**Set exercise:** Skip the images and return the records below exactly.

[BEGIN Material for this task]

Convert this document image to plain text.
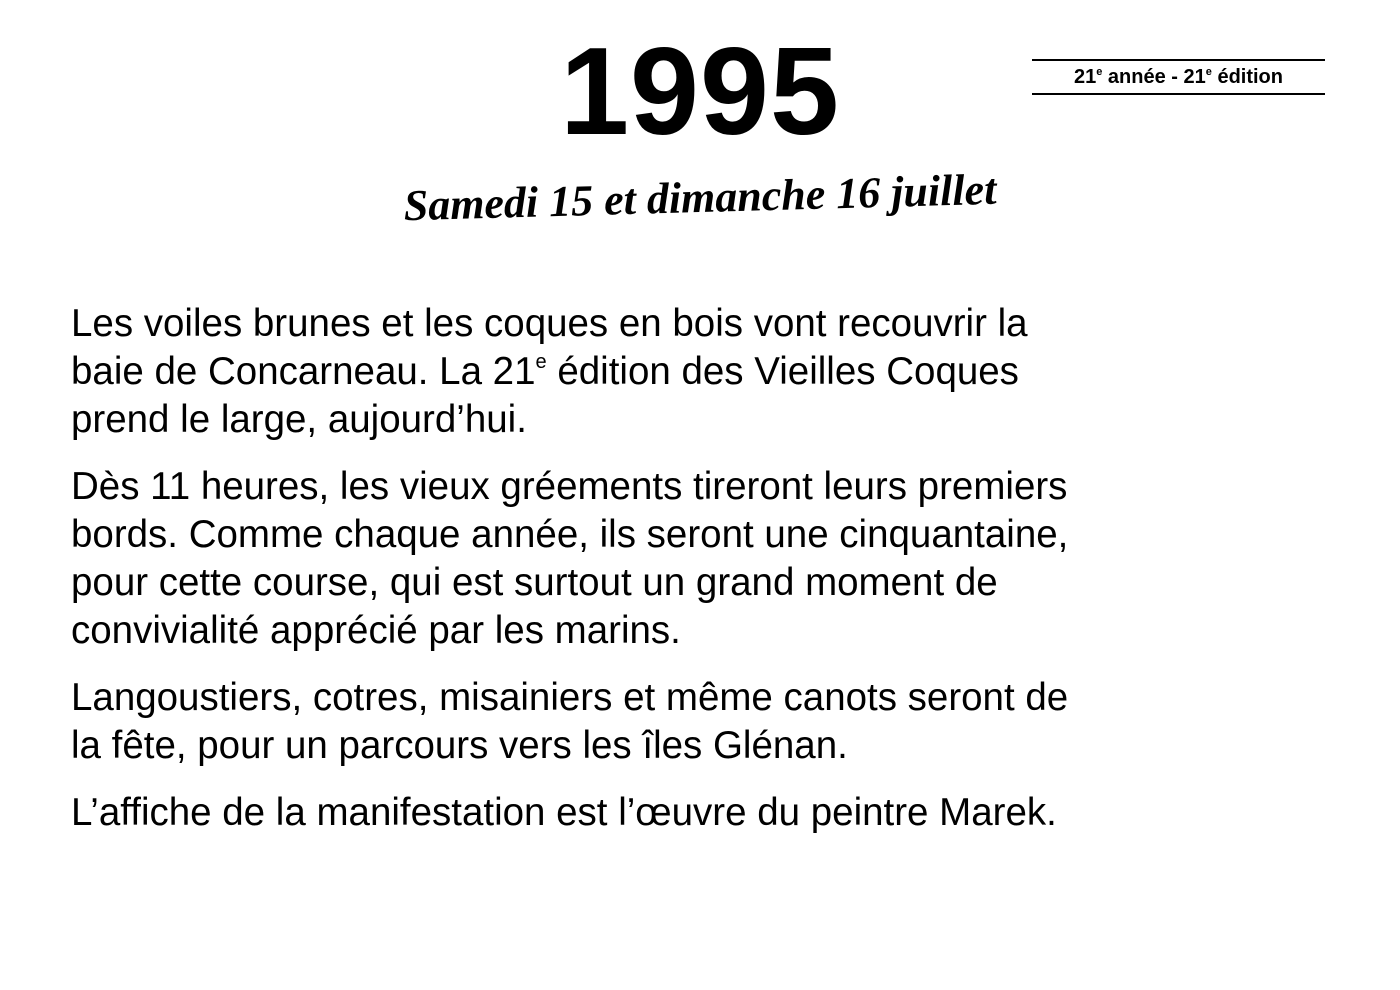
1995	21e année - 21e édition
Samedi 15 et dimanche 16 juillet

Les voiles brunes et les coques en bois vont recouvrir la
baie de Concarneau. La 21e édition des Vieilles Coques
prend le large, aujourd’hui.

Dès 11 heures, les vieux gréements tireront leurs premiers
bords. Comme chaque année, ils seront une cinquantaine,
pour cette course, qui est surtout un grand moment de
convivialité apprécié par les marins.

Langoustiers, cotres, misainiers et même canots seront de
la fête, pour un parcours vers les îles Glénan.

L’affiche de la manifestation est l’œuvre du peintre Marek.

[END Material for this task]

**Correct output:**
Convert this document image to plain text.
1995	21e année - 21e édition
Samedi 15 et dimanche 16 juillet

Les voiles brunes et les coques en bois vont recouvrir la
baie de Concarneau. La 21e édition des Vieilles Coques
prend le large, aujourd’hui.

Dès 11 heures, les vieux gréements tireront leurs premiers
bords. Comme chaque année, ils seront une cinquantaine,
pour cette course, qui est surtout un grand moment de
convivialité apprécié par les marins.

Langoustiers, cotres, misainiers et même canots seront de
la fête, pour un parcours vers les îles Glénan.

L’affiche de la manifestation est l’œuvre du peintre Marek.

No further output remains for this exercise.